-- The task --
From the entries below, please gather each line containing the string "when".

-- Data supplied --
-- Begin --
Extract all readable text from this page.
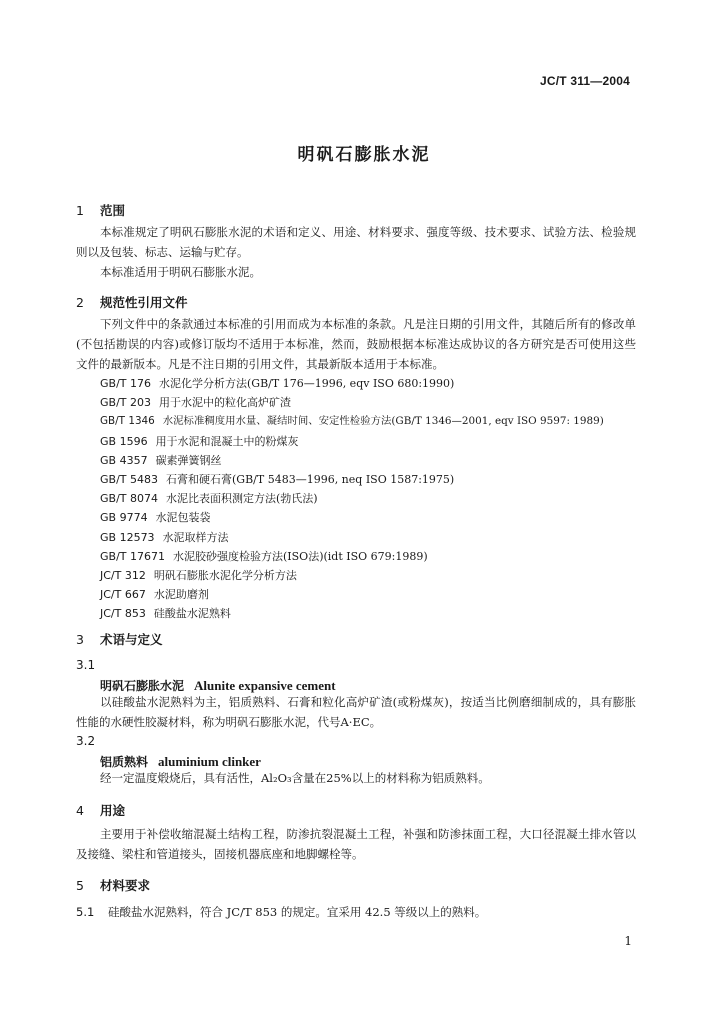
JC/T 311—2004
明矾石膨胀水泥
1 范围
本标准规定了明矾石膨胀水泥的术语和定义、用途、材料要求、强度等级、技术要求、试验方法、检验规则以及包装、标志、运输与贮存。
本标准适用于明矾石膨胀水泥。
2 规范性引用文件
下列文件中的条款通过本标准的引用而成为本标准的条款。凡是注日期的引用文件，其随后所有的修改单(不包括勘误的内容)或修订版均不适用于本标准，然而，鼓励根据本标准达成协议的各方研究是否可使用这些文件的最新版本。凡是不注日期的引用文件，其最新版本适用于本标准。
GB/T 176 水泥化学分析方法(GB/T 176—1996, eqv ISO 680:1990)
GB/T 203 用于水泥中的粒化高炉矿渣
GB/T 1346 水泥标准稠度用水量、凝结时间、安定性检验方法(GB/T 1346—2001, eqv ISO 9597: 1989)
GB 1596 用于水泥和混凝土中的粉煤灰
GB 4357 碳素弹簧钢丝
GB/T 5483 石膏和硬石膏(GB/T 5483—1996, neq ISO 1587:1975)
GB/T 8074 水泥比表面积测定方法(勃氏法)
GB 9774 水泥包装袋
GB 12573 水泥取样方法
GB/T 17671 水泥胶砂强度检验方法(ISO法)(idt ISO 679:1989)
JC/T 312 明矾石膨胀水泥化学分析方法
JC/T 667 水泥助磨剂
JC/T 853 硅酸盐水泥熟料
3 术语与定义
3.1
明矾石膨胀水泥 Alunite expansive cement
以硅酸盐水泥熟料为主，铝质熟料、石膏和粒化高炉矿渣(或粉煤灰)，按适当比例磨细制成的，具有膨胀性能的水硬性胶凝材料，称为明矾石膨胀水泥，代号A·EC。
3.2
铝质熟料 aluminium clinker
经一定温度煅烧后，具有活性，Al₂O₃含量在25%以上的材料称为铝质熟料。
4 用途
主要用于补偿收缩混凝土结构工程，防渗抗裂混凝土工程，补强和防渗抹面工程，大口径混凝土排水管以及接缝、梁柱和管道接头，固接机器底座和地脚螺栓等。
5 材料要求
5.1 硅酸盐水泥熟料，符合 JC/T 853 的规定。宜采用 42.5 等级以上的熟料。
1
-- End --
-- Begin --
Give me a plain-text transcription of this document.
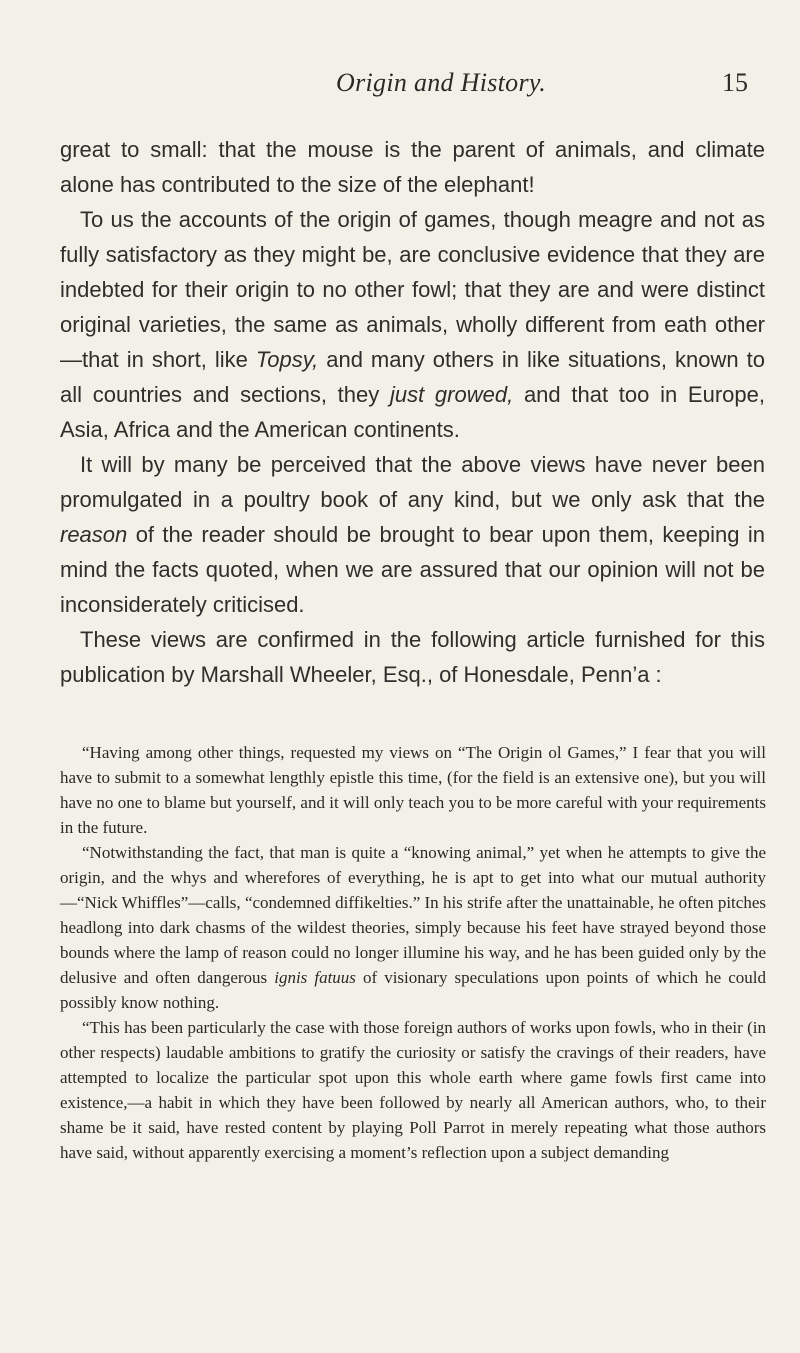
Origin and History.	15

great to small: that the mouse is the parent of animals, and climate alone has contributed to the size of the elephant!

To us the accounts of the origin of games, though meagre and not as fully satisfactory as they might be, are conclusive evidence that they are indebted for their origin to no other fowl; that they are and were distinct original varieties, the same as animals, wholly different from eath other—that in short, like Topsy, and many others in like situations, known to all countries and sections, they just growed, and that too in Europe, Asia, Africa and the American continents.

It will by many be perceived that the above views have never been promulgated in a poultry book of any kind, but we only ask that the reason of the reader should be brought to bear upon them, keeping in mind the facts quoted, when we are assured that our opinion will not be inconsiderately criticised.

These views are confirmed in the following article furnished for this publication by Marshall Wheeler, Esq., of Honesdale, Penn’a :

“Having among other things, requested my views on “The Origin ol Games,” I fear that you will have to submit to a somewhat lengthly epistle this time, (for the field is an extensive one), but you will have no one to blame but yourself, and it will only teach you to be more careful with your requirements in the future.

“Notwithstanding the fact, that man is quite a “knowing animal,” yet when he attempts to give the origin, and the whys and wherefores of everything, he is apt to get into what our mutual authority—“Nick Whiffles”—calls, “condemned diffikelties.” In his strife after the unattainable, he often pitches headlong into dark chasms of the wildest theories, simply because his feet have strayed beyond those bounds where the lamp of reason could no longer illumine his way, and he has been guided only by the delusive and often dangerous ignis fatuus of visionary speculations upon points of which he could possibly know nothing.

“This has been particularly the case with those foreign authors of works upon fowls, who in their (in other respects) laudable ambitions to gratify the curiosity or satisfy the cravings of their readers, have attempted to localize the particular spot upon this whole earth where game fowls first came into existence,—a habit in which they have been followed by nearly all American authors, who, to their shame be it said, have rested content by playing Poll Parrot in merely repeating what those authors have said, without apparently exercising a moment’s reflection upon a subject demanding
-- End --
-- Full output --
It will by many be perceived that the above views have never been promulgated in a poultry book of any kind, but we only ask that the reason of the reader should be brought to bear upon them, keeping in mind the facts quoted, when we are assured that our opinion will not be inconsiderately criticised.
“Notwithstanding the fact, that man is quite a “knowing animal,” yet when he attempts to give the origin, and the whys and wherefores of everything, he is apt to get into what our mutual authority—“Nick Whiffles”—calls, “condemned diffikelties.” In his strife after the unattainable, he often pitches headlong into dark chasms of the wildest theories, simply because his feet have strayed beyond those bounds where the lamp of reason could no longer illumine his way, and he has been guided only by the delusive and often dangerous ignis fatuus of visionary speculations upon points of which he could possibly know nothing.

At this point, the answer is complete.